Task to complete:
Restate all of the data exactly.

Provided entries:

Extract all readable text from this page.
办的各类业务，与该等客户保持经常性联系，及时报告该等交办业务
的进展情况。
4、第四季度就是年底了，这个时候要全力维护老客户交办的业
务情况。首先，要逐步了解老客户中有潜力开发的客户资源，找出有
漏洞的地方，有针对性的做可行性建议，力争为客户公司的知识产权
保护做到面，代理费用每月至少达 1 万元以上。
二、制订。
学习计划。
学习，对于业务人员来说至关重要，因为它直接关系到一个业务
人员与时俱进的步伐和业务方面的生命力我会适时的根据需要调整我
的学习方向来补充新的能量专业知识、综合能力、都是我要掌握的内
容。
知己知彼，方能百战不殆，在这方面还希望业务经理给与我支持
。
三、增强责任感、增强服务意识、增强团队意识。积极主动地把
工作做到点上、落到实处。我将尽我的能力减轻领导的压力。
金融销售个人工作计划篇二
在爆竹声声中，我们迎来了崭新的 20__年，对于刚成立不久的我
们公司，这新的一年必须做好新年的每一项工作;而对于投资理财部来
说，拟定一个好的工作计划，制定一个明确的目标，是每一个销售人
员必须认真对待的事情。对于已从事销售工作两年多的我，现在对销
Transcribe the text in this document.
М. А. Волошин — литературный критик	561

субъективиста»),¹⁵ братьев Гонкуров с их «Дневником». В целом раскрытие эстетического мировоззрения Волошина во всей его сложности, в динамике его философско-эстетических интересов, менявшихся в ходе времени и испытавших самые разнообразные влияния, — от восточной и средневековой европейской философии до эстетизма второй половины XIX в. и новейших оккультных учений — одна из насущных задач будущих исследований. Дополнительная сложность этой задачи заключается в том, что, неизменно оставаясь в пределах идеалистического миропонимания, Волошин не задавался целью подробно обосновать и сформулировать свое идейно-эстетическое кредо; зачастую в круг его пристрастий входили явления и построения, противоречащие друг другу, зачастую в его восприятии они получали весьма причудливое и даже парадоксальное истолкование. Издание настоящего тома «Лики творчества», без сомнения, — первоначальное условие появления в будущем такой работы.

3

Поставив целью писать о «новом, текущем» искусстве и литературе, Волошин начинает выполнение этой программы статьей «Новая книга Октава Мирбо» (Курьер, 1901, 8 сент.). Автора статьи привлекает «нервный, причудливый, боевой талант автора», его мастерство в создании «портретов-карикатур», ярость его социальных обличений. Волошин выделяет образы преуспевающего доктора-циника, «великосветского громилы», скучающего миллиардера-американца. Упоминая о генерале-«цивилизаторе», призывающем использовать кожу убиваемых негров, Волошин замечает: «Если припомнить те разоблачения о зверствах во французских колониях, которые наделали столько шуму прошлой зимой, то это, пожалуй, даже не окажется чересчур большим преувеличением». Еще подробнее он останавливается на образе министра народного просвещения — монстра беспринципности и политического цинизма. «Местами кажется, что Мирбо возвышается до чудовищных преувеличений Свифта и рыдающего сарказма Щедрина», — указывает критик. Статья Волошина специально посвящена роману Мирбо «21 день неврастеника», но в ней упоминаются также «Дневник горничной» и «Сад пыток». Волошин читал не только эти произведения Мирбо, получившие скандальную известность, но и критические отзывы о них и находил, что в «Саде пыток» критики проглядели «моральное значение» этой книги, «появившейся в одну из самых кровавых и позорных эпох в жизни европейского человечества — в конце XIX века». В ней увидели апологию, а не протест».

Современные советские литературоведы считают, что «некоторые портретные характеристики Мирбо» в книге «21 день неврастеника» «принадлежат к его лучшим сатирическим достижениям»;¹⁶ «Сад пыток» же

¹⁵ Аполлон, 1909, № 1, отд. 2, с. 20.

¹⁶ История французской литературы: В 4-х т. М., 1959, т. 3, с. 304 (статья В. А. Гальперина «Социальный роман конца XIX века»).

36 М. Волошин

Solution:
Extract all readable text from this page.
办的各类业务，与该等客户保持经常性联系，及时报告该等交办业务
的进展情况。
4、第四季度就是年底了，这个时候要全力维护老客户交办的业
务情况。首先，要逐步了解老客户中有潜力开发的客户资源，找出有
漏洞的地方，有针对性的做可行性建议，力争为客户公司的知识产权
保护做到面，代理费用每月至少达 1 万元以上。
二、制订。
学习计划。
学习，对于业务人员来说至关重要，因为它直接关系到一个业务
人员与时俱进的步伐和业务方面的生命力我会适时的根据需要调整我
的学习方向来补充新的能量专业知识、综合能力、都是我要掌握的内
容。
知己知彼，方能百战不殆，在这方面还希望业务经理给与我支持
。
三、增强责任感、增强服务意识、增强团队意识。积极主动地把
工作做到点上、落到实处。我将尽我的能力减轻领导的压力。
金融销售个人工作计划篇二
在爆竹声声中，我们迎来了崭新的 20__年，对于刚成立不久的我
们公司，这新的一年必须做好新年的每一项工作;而对于投资理财部来
说，拟定一个好的工作计划，制定一个明确的目标，是每一个销售人
员必须认真对待的事情。对于已从事销售工作两年多的我，现在对销
Transcribe the text in this document.
М. А. Волошин — литературный критик	561

субъективиста»),¹⁵ братьев Гонкуров с их «Дневником». В целом раскрытие эстетического мировоззрения Волошина во всей его сложности, в динамике его философско-эстетических интересов, менявшихся в ходе времени и испытавших самые разнообразные влияния, — от восточной и средневековой европейской философии до эстетизма второй половины XIX в. и новейших оккультных учений — одна из насущных задач будущих исследований. Дополнительная сложность этой задачи заключается в том, что, неизменно оставаясь в пределах идеалистического миропонимания, Волошин не задавался целью подробно обосновать и сформулировать свое идейно-эстетическое кредо; зачастую в круг его пристрастий входили явления и построения, противоречащие друг другу, зачастую в его восприятии они получали весьма причудливое и даже парадоксальное истолкование. Издание настоящего тома «Лики творчества», без сомнения, — первоначальное условие появления в будущем такой работы.

3

Поставив целью писать о «новом, текущем» искусстве и литературе, Волошин начинает выполнение этой программы статьей «Новая книга Октава Мирбо» (Курьер, 1901, 8 сент.). Автора статьи привлекает «нервный, причудливый, боевой талант автора», его мастерство в создании «портретов-карикатур», ярость его социальных обличений. Волошин выделяет образы преуспевающего доктора-циника, «великосветского громилы», скучающего миллиардера-американца. Упоминая о генерале-«цивилизаторе», призывающем использовать кожу убиваемых негров, Волошин замечает: «Если припомнить те разоблачения о зверствах во французских колониях, которые наделали столько шуму прошлой зимой, то это, пожалуй, даже не окажется чересчур большим преувеличением». Еще подробнее он останавливается на образе министра народного просвещения — монстра беспринципности и политического цинизма. «Местами кажется, что Мирбо возвышается до чудовищных преувеличений Свифта и рыдающего сарказма Щедрина», — указывает критик. Статья Волошина специально посвящена роману Мирбо «21 день неврастеника», но в ней упоминаются также «Дневник горничной» и «Сад пыток». Волошин читал не только эти произведения Мирбо, получившие скандальную известность, но и критические отзывы о них и находил, что в «Саде пыток» критики проглядели «моральное значение» этой книги, «появившейся в одну из самых кровавых и позорных эпох в жизни европейского человечества — в конце XIX века». В ней увидели апологию, а не протест».

Современные советские литературоведы считают, что «некоторые портретные характеристики Мирбо» в книге «21 день неврастеника» «принадлежат к его лучшим сатирическим достижениям»;¹⁶ «Сад пыток» же

¹⁵ Аполлон, 1909, № 1, отд. 2, с. 20.

¹⁶ История французской литературы: В 4-х т. М., 1959, т. 3, с. 304 (статья В. А. Гальперина «Социальный роман конца XIX века»).

36 М. Волошин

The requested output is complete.